■ **REQUIREMENTS**:
Your task is to copy each line that has the word "Leverage".

■ **LISTED ENTRIES**:

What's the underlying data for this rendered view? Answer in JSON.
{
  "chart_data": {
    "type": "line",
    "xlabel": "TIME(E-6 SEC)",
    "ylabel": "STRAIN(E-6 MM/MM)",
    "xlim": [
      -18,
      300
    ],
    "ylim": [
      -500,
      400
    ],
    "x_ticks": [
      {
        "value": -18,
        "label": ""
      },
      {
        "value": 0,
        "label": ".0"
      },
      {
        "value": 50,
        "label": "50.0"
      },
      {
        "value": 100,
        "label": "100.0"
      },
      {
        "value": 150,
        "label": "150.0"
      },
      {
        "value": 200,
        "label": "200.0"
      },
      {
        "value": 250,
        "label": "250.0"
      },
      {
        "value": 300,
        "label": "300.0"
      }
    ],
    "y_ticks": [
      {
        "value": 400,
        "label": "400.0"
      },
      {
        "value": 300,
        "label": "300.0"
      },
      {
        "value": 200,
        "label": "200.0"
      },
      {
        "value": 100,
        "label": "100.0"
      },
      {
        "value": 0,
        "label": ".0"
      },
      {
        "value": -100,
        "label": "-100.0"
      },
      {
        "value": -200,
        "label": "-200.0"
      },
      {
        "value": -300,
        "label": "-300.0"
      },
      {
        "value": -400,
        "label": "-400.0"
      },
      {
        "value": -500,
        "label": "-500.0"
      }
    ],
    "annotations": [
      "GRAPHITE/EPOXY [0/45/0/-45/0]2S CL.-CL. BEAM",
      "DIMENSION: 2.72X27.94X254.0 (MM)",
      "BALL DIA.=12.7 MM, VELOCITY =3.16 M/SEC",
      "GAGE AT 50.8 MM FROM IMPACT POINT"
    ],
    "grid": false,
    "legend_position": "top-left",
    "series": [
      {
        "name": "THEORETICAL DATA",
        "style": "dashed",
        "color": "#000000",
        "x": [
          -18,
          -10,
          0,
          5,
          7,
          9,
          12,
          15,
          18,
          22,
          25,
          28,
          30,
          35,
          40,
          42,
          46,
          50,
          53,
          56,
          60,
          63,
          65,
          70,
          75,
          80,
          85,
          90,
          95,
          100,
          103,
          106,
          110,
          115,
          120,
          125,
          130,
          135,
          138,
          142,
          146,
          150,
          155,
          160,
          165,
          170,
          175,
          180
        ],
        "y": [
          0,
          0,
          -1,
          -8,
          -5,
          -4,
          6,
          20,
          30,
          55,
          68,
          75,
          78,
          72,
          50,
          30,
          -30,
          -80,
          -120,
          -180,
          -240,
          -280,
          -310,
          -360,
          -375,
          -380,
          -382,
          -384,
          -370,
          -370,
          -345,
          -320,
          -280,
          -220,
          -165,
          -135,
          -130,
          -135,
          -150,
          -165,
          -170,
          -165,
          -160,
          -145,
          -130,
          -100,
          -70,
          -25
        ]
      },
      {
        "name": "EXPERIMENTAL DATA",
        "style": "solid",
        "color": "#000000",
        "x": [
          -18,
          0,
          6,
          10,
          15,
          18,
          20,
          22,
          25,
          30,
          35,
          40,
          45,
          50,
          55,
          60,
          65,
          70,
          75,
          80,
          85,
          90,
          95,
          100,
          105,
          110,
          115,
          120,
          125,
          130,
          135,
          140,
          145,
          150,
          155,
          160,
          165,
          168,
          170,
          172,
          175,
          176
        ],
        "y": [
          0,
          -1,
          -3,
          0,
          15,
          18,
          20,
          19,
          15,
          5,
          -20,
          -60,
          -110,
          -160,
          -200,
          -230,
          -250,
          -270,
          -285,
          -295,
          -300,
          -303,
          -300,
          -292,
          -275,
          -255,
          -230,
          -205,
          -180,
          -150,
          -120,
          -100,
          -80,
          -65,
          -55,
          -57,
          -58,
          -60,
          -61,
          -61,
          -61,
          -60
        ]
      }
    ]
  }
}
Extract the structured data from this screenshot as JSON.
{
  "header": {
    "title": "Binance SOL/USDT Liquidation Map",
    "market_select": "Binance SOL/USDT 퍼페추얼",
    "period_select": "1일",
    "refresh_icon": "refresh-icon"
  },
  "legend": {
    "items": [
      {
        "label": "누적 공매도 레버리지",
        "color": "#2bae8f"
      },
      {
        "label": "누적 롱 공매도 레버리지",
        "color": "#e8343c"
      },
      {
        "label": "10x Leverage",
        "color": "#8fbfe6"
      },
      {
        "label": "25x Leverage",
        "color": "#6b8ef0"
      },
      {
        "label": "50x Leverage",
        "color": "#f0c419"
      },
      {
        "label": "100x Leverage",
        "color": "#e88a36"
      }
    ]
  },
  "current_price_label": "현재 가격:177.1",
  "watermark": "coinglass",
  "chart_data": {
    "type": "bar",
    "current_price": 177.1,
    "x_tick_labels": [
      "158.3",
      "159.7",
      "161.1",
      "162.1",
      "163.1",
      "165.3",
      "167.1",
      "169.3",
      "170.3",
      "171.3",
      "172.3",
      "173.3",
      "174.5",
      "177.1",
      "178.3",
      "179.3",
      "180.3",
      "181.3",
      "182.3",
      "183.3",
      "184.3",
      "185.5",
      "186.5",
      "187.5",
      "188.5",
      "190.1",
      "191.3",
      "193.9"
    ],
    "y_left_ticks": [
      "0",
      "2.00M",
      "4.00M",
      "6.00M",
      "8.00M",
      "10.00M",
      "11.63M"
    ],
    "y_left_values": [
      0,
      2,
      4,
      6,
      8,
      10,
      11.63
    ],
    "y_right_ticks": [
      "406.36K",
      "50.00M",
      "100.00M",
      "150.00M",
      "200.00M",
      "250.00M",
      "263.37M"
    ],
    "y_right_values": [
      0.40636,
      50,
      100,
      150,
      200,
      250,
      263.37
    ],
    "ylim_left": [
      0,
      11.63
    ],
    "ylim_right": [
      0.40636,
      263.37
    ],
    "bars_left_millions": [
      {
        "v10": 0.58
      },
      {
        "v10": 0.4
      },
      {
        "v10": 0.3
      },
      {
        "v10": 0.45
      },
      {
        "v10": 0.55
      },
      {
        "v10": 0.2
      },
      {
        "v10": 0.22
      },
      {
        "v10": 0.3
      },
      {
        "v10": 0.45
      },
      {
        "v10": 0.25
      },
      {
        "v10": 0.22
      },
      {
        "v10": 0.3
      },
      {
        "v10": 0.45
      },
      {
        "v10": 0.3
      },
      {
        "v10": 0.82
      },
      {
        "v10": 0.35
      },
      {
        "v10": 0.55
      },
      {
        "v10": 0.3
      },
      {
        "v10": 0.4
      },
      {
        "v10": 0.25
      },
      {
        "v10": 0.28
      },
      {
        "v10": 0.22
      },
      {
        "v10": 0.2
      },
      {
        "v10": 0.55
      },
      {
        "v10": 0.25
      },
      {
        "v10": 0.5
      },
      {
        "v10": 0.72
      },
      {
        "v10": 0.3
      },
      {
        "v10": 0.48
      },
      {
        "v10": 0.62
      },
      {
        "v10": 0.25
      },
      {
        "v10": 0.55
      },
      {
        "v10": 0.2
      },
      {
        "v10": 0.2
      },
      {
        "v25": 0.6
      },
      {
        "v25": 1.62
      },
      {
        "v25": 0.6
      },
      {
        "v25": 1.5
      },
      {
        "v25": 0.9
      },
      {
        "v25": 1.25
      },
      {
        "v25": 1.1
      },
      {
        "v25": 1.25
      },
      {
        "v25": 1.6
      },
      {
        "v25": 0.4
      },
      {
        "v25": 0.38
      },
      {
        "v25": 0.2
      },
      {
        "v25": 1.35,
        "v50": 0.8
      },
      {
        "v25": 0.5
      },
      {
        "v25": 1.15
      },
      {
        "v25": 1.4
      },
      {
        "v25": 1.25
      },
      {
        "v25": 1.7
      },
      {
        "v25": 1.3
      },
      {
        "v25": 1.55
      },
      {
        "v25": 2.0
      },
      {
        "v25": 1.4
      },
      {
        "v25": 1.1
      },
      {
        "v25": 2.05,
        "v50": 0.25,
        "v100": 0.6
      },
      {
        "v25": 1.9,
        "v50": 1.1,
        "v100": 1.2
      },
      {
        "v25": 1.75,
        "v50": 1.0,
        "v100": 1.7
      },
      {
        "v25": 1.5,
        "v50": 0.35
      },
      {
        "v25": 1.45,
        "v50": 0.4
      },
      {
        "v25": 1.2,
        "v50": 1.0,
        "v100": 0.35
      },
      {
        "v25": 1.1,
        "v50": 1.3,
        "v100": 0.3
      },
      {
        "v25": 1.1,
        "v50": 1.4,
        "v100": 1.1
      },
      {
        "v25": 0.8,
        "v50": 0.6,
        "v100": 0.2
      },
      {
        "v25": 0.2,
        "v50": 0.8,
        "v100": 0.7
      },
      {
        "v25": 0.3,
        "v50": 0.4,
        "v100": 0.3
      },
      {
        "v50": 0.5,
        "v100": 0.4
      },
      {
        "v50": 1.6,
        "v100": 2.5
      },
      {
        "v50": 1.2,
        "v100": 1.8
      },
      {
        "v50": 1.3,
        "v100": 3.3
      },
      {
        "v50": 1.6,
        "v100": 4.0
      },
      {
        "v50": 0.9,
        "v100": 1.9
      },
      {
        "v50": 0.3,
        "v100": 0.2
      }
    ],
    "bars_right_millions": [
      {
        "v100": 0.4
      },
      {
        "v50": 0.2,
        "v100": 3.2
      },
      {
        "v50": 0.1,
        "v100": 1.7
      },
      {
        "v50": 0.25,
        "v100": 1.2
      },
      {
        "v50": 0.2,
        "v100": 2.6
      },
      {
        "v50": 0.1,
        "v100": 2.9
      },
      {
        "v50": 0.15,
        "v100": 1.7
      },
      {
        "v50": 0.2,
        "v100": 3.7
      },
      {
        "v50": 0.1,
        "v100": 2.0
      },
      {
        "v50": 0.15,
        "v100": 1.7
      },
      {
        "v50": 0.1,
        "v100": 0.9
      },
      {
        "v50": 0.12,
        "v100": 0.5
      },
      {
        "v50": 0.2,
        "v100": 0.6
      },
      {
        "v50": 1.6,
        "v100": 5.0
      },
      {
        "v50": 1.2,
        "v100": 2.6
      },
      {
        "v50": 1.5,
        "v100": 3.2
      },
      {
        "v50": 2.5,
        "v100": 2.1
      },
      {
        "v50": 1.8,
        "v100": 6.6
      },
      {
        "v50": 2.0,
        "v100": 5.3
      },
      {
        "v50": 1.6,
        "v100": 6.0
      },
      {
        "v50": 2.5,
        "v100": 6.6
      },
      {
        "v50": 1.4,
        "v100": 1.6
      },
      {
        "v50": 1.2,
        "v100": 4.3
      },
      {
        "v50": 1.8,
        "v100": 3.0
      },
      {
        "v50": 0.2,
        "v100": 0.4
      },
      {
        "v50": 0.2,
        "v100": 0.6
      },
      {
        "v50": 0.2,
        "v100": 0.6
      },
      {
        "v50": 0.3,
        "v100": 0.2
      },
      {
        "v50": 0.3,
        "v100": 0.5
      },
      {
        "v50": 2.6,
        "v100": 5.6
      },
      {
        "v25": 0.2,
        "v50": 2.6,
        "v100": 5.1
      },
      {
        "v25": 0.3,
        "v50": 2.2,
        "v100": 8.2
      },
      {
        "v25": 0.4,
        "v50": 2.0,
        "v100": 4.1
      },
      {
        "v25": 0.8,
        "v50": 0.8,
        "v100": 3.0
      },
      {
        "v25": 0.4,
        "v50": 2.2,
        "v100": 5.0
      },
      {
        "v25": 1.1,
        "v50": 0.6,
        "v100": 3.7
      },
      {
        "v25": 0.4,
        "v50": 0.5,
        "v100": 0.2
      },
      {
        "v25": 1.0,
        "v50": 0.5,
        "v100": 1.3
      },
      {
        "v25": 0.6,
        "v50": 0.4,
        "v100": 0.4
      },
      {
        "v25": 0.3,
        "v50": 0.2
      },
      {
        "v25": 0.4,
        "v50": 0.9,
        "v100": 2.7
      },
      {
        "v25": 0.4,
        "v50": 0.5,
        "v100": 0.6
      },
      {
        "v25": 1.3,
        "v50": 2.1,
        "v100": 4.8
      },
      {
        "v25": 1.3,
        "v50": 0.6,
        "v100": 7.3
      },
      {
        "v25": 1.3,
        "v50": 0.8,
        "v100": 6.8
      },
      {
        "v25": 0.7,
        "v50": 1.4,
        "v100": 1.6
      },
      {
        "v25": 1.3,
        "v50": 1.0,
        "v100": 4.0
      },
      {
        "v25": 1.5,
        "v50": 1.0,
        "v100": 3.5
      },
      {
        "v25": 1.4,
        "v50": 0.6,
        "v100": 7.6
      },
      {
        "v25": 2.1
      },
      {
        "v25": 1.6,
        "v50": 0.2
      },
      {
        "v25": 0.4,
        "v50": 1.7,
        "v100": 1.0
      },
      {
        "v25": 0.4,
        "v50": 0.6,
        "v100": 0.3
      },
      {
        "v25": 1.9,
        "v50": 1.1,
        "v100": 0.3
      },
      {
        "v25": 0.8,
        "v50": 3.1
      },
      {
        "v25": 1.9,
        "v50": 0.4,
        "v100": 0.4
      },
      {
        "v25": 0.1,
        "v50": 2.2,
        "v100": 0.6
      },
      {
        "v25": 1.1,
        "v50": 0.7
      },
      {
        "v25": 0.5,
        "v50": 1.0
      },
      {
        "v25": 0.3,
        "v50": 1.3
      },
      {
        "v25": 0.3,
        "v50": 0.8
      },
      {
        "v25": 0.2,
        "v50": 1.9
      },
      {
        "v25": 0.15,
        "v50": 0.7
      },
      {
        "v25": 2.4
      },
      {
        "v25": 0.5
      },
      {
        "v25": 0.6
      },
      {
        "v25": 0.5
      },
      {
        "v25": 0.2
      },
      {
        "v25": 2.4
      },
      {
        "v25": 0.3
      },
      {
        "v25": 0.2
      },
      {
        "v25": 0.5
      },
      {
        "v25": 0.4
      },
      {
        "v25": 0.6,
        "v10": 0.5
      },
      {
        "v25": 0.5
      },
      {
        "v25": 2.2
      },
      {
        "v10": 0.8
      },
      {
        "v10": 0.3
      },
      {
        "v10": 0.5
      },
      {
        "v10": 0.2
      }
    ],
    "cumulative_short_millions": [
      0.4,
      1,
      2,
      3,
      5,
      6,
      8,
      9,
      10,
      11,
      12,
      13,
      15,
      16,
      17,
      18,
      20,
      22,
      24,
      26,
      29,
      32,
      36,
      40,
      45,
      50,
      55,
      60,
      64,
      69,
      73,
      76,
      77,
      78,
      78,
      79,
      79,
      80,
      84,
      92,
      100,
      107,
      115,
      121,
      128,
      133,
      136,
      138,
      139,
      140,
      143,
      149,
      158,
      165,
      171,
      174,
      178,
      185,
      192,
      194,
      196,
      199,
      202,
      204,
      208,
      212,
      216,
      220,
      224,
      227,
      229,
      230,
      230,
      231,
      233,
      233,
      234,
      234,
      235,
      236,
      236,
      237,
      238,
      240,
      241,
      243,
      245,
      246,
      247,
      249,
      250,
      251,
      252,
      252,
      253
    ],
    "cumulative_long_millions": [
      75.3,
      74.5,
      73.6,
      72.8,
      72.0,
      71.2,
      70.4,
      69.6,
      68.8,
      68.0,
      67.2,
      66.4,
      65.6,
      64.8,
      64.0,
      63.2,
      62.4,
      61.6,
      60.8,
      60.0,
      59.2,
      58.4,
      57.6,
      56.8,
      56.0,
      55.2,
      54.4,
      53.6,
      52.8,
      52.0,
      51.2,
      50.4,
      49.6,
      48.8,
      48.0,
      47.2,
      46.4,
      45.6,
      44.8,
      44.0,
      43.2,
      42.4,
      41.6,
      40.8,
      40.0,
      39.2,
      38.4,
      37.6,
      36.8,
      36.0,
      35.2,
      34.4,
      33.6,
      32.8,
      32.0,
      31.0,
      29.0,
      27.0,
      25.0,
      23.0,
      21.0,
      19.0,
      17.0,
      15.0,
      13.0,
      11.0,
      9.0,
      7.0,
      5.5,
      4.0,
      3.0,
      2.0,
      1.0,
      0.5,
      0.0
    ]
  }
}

■ **RESULT**:
        "label": "10x Leverage",
        "label": "25x Leverage",
        "label": "50x Leverage",
        "label": "100x Leverage",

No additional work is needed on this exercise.